PROBLEM — Find the lines with "text" in them and copy them out.

□ □ □

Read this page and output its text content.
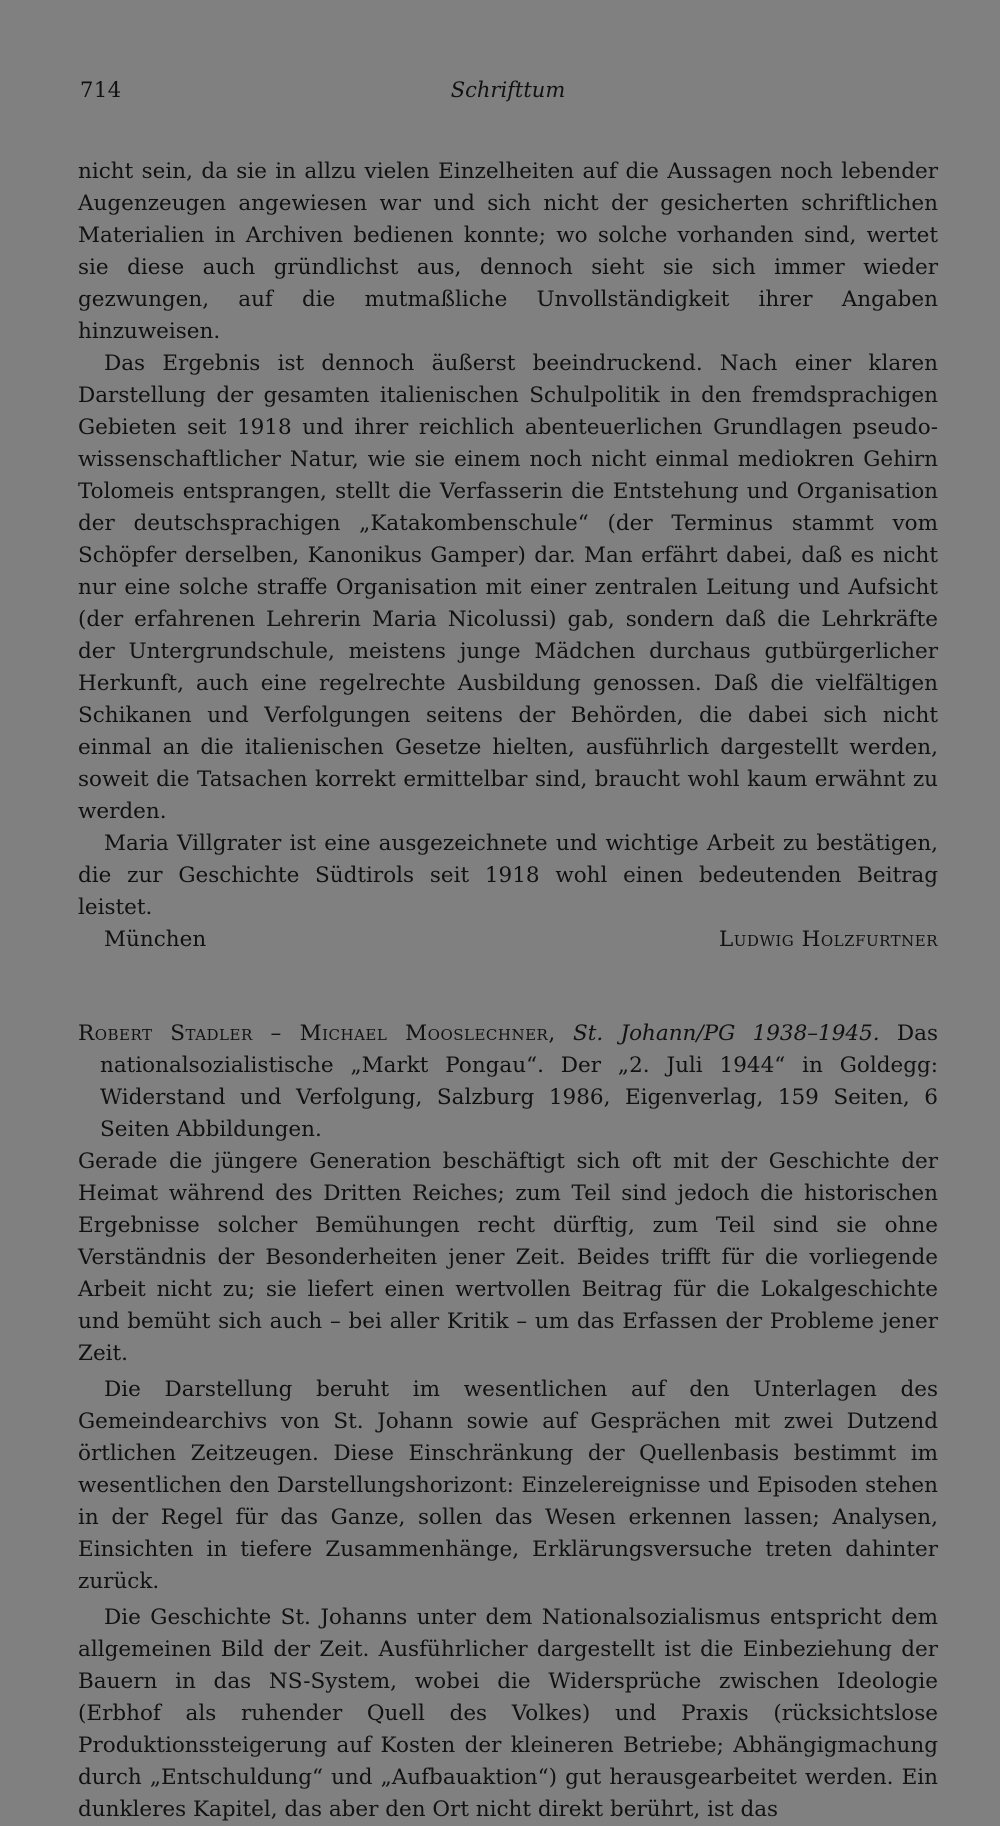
714	Schrifttum

nicht sein, da sie in allzu vielen Einzelheiten auf die Aussagen noch lebender Augenzeugen angewiesen war und sich nicht der gesicherten schriftlichen Materialien in Archiven bedienen konnte; wo solche vorhanden sind, wertet sie diese auch gründlichst aus, dennoch sieht sie sich immer wieder gezwungen, auf die mutmaßliche Unvollständigkeit ihrer Angaben hinzuweisen.

Das Ergebnis ist dennoch äußerst beeindruckend. Nach einer klaren Darstellung der gesamten italienischen Schulpolitik in den fremdsprachigen Gebieten seit 1918 und ihrer reichlich abenteuerlichen Grundlagen pseudo-wissenschaftlicher Natur, wie sie einem noch nicht einmal mediokren Gehirn Tolomeis entsprangen, stellt die Verfasserin die Entstehung und Organisation der deutschsprachigen „Katakombenschule“ (der Terminus stammt vom Schöpfer derselben, Kanonikus Gamper) dar. Man erfährt dabei, daß es nicht nur eine solche straffe Organisation mit einer zentralen Leitung und Aufsicht (der erfahrenen Lehrerin Maria Nicolussi) gab, sondern daß die Lehrkräfte der Untergrundschule, meistens junge Mädchen durchaus gutbürgerlicher Herkunft, auch eine regelrechte Ausbildung genossen. Daß die vielfältigen Schikanen und Verfolgungen seitens der Behörden, die dabei sich nicht einmal an die italienischen Gesetze hielten, ausführlich dargestellt werden, soweit die Tatsachen korrekt ermittelbar sind, braucht wohl kaum erwähnt zu werden.

Maria Villgrater ist eine ausgezeichnete und wichtige Arbeit zu bestätigen, die zur Geschichte Südtirols seit 1918 wohl einen bedeutenden Beitrag leistet.

München	Ludwig Holzfurtner
Robert Stadler – Michael Mooslechner, St. Johann/PG 1938–1945. Das nationalsozialistische „Markt Pongau“. Der „2. Juli 1944“ in Goldegg: Widerstand und Verfolgung, Salzburg 1986, Eigenverlag, 159 Seiten, 6 Seiten Abbildungen.

Gerade die jüngere Generation beschäftigt sich oft mit der Geschichte der Heimat während des Dritten Reiches; zum Teil sind jedoch die historischen Ergebnisse solcher Bemühungen recht dürftig, zum Teil sind sie ohne Verständnis der Besonderheiten jener Zeit. Beides trifft für die vorliegende Arbeit nicht zu; sie liefert einen wertvollen Beitrag für die Lokalgeschichte und bemüht sich auch – bei aller Kritik – um das Erfassen der Probleme jener Zeit.

Die Darstellung beruht im wesentlichen auf den Unterlagen des Gemeindearchivs von St. Johann sowie auf Gesprächen mit zwei Dutzend örtlichen Zeitzeugen. Diese Einschränkung der Quellenbasis bestimmt im wesentlichen den Darstellungshorizont: Einzelereignisse und Episoden stehen in der Regel für das Ganze, sollen das Wesen erkennen lassen; Analysen, Einsichten in tiefere Zusammenhänge, Erklärungsversuche treten dahinter zurück.

Die Geschichte St. Johanns unter dem Nationalsozialismus entspricht dem allgemeinen Bild der Zeit. Ausführlicher dargestellt ist die Einbeziehung der Bauern in das NS-System, wobei die Widersprüche zwischen Ideologie (Erbhof als ruhender Quell des Volkes) und Praxis (rücksichtslose Produktionssteigerung auf Kosten der kleineren Betriebe; Abhängigmachung durch „Entschuldung“ und „Aufbauaktion“) gut herausgearbeitet werden. Ein dunkleres Kapitel, das aber den Ort nicht direkt berührt, ist das
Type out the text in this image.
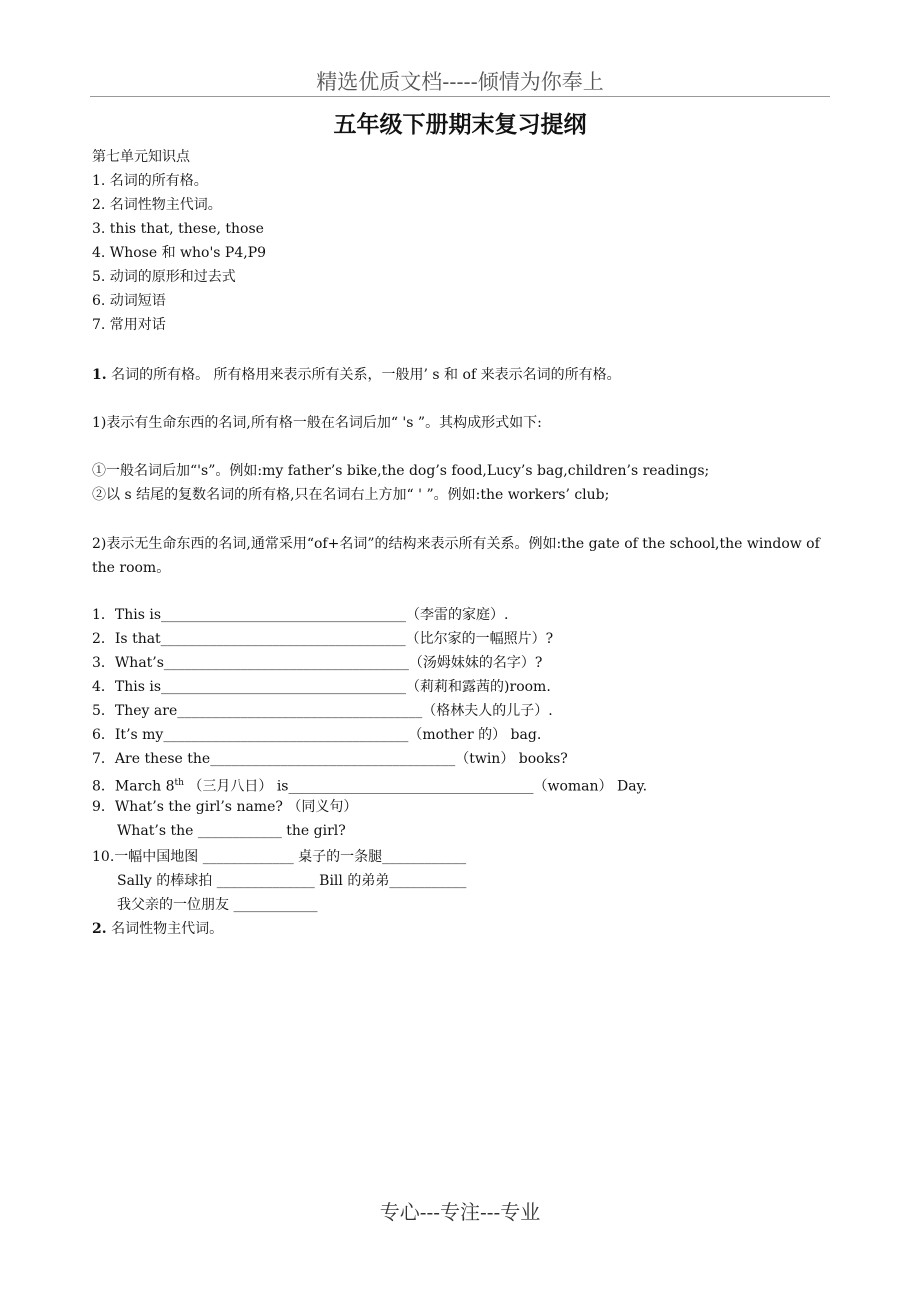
精选优质文档-----倾情为你奉上
五年级下册期末复习提纲
第七单元知识点
1. 名词的所有格。
2. 名词性物主代词。
3. this that, these, those
4. Whose 和 who's P4,P9
5. 动词的原形和过去式
6. 动词短语
7. 常用对话
1. 名词的所有格。 所有格用来表示所有关系，一般用’ s 和 of 来表示名词的所有格。
1)表示有生命东西的名词,所有格一般在名词后加“ 's ”。其构成形式如下:
①一般名词后加“'s”。例如:my father’s bike,the dog’s food,Lucy’s bag,children’s readings;
②以 s 结尾的复数名词的所有格,只在名词右上方加“ ' ”。例如:the workers’ club;
2)表示无生命东西的名词,通常采用“of+名词”的结构来表示所有关系。例如:the gate of the school,the window of the room。
1．This is___________________________________（李雷的家庭）.
2．Is that___________________________________（比尔家的一幅照片）?
3．What’s___________________________________（汤姆妹妹的名字）?
4．This is___________________________________（莉莉和露茜的)room.
5．They are___________________________________（格林夫人的儿子）.
6．It’s my___________________________________（mother 的） bag.
7．Are these the___________________________________（twin） books?
8．March 8th （三月八日） is___________________________________（woman） Day.
9．What’s the girl’s name? （同义句）
What’s the ____________ the girl?
10.一幅中国地图 _____________ 桌子的一条腿____________
Sally 的棒球拍 ______________ Bill 的弟弟___________
我父亲的一位朋友 ____________
2. 名词性物主代词。
专心---专注---专业
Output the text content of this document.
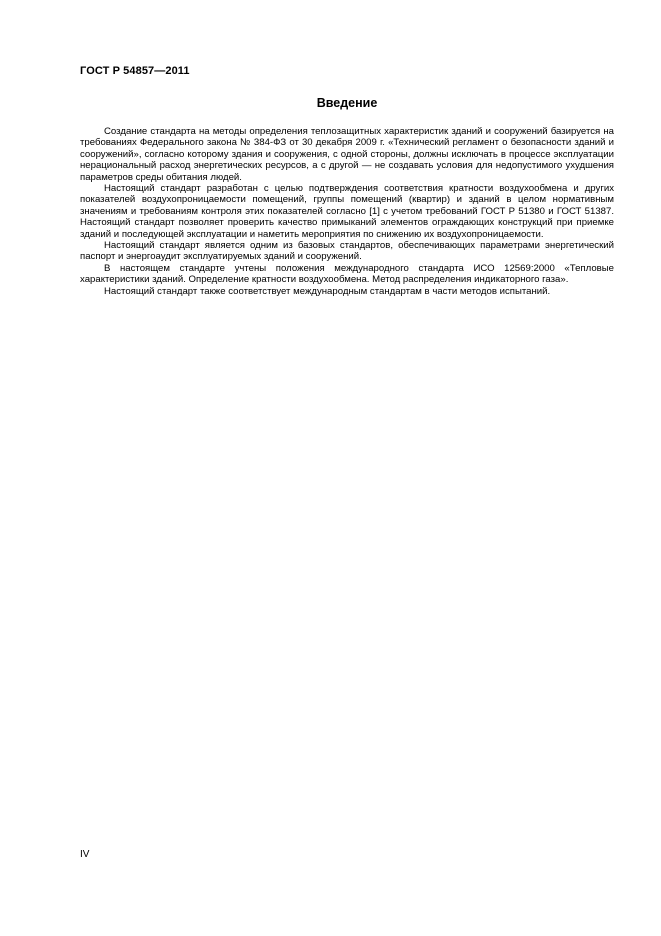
ГОСТ Р 54857—2011
Введение

Создание стандарта на методы определения теплозащитных характеристик зданий и сооружений базируется на требованиях Федерального закона № 384-ФЗ от 30 декабря 2009 г. «Технический регламент о безопасности зданий и сооружений», согласно которому здания и сооружения, с одной стороны, должны исключать в процессе эксплуатации нерациональный расход энергетических ресурсов, а с другой — не создавать условия для недопустимого ухудшения параметров среды обитания людей.

Настоящий стандарт разработан с целью подтверждения соответствия кратности воздухообмена и других показателей воздухопроницаемости помещений, группы помещений (квартир) и зданий в целом нормативным значениям и требованиям контроля этих показателей согласно [1] с учетом требований ГОСТ Р 51380 и ГОСТ 51387. Настоящий стандарт позволяет проверить качество примыканий элементов ограждающих конструкций при приемке зданий и последующей эксплуатации и наметить мероприятия по снижению их воздухопроницаемости.

Настоящий стандарт является одним из базовых стандартов, обеспечивающих параметрами энергетический паспорт и энергоаудит эксплуатируемых зданий и сооружений.

В настоящем стандарте учтены положения международного стандарта ИСО 12569:2000 «Тепловые характеристики зданий. Определение кратности воздухообмена. Метод распределения индикаторного газа».

Настоящий стандарт также соответствует международным стандартам в части методов испытаний.

IV
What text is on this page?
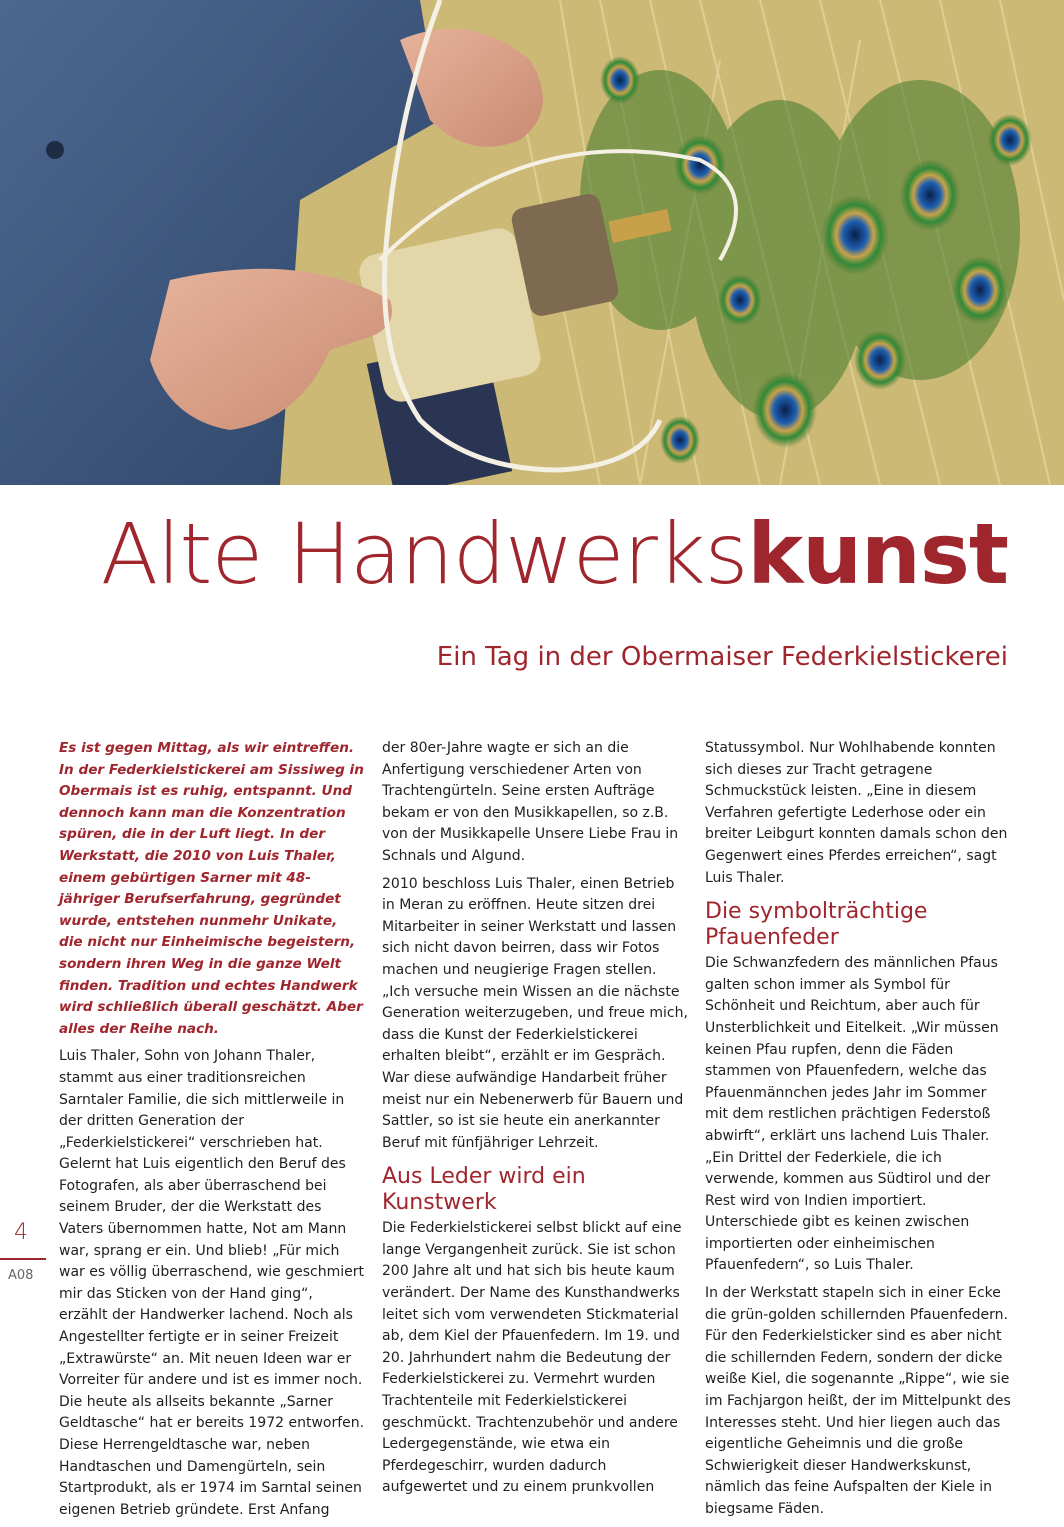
Alte Handwerkskunst
Ein Tag in der Obermaiser Federkielstickerei

Es ist gegen Mittag, als wir eintreffen. In der Federkielstickerei am Sissiweg in Obermais ist es ruhig, entspannt. Und dennoch kann man die Konzentration spüren, die in der Luft liegt. In der Werkstatt, die 2010 von Luis Thaler, einem gebürtigen Sarner mit 48-jähriger Berufserfahrung, gegründet wurde, entstehen nunmehr Unikate, die nicht nur Einheimische begeistern, sondern ihren Weg in die ganze Welt finden. Tradition und echtes Handwerk wird schließlich überall geschätzt. Aber alles der Reihe nach.

Luis Thaler, Sohn von Johann Thaler, stammt aus einer traditionsreichen Sarntaler Familie, die sich mittlerweile in der dritten Generation der „Federkielstickerei“ verschrieben hat. Gelernt hat Luis eigentlich den Beruf des Fotografen, als aber überraschend bei seinem Bruder, der die Werkstatt des Vaters übernommen hatte, Not am Mann war, sprang er ein. Und blieb! „Für mich war es völlig überraschend, wie geschmiert mir das Sticken von der Hand ging“, erzählt der Handwerker lachend. Noch als Angestellter fertigte er in seiner Freizeit „Extrawürste“ an. Mit neuen Ideen war er Vorreiter für andere und ist es immer noch. Die heute als allseits bekannte „Sarner Geldtasche“ hat er bereits 1972 entworfen. Diese Herrengeldtasche war, neben Handtaschen und Damengürteln, sein Startprodukt, als er 1974 im Sarntal seinen eigenen Betrieb gründete. Erst Anfang

der 80er-Jahre wagte er sich an die Anfertigung verschiedener Arten von Trachtengürteln. Seine ersten Aufträge bekam er von den Musikkapellen, so z.B. von der Musikkapelle Unsere Liebe Frau in Schnals und Algund.

2010 beschloss Luis Thaler, einen Betrieb in Meran zu eröffnen. Heute sitzen drei Mitarbeiter in seiner Werkstatt und lassen sich nicht davon beirren, dass wir Fotos machen und neugierige Fragen stellen. „Ich versuche mein Wissen an die nächste Generation weiterzugeben, und freue mich, dass die Kunst der Federkielstickerei erhalten bleibt“, erzählt er im Gespräch. War diese aufwändige Handarbeit früher meist nur ein Nebenerwerb für Bauern und Sattler, so ist sie heute ein anerkannter Beruf mit fünfjähriger Lehrzeit.

Aus Leder wird ein Kunstwerk

Die Federkielstickerei selbst blickt auf eine lange Vergangenheit zurück. Sie ist schon 200 Jahre alt und hat sich bis heute kaum verändert. Der Name des Kunsthandwerks leitet sich vom verwendeten Stickmaterial ab, dem Kiel der Pfauenfedern. Im 19. und 20. Jahrhundert nahm die Bedeutung der Federkielstickerei zu. Vermehrt wurden Trachtenteile mit Federkielstickerei geschmückt. Trachtenzubehör und andere Ledergegenstände, wie etwa ein Pferdegeschirr, wurden dadurch aufgewertet und zu einem prunkvollen

Statussymbol. Nur Wohlhabende konnten sich dieses zur Tracht getragene Schmuckstück leisten. „Eine in diesem Verfahren gefertigte Lederhose oder ein breiter Leibgurt konnten damals schon den Gegenwert eines Pferdes erreichen“, sagt Luis Thaler.

Die symbolträchtige Pfauenfeder

Die Schwanzfedern des männlichen Pfaus galten schon immer als Symbol für Schönheit und Reichtum, aber auch für Unsterblichkeit und Eitelkeit. „Wir müssen keinen Pfau rupfen, denn die Fäden stammen von Pfauenfedern, welche das Pfauenmännchen jedes Jahr im Sommer mit dem restlichen prächtigen Federstoß abwirft“, erklärt uns lachend Luis Thaler. „Ein Drittel der Federkiele, die ich verwende, kommen aus Südtirol und der Rest wird von Indien importiert. Unterschiede gibt es keinen zwischen importierten oder einheimischen Pfauenfedern“, so Luis Thaler.

In der Werkstatt stapeln sich in einer Ecke die grün-golden schillernden Pfauenfedern. Für den Federkielsticker sind es aber nicht die schillernden Federn, sondern der dicke weiße Kiel, die sogenannte „Rippe“, wie sie im Fachjargon heißt, der im Mittelpunkt des Interesses steht. Und hier liegen auch das eigentliche Geheimnis und die große Schwierigkeit dieser Handwerkskunst, nämlich das feine Aufspalten der Kiele in biegsame Fäden.

4
A08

□ □ □

SOLUTION FOR THIS TASK —
Read this page and output its text content.
Type out the text in this image.
Output the text content of this document.
What text is on this page?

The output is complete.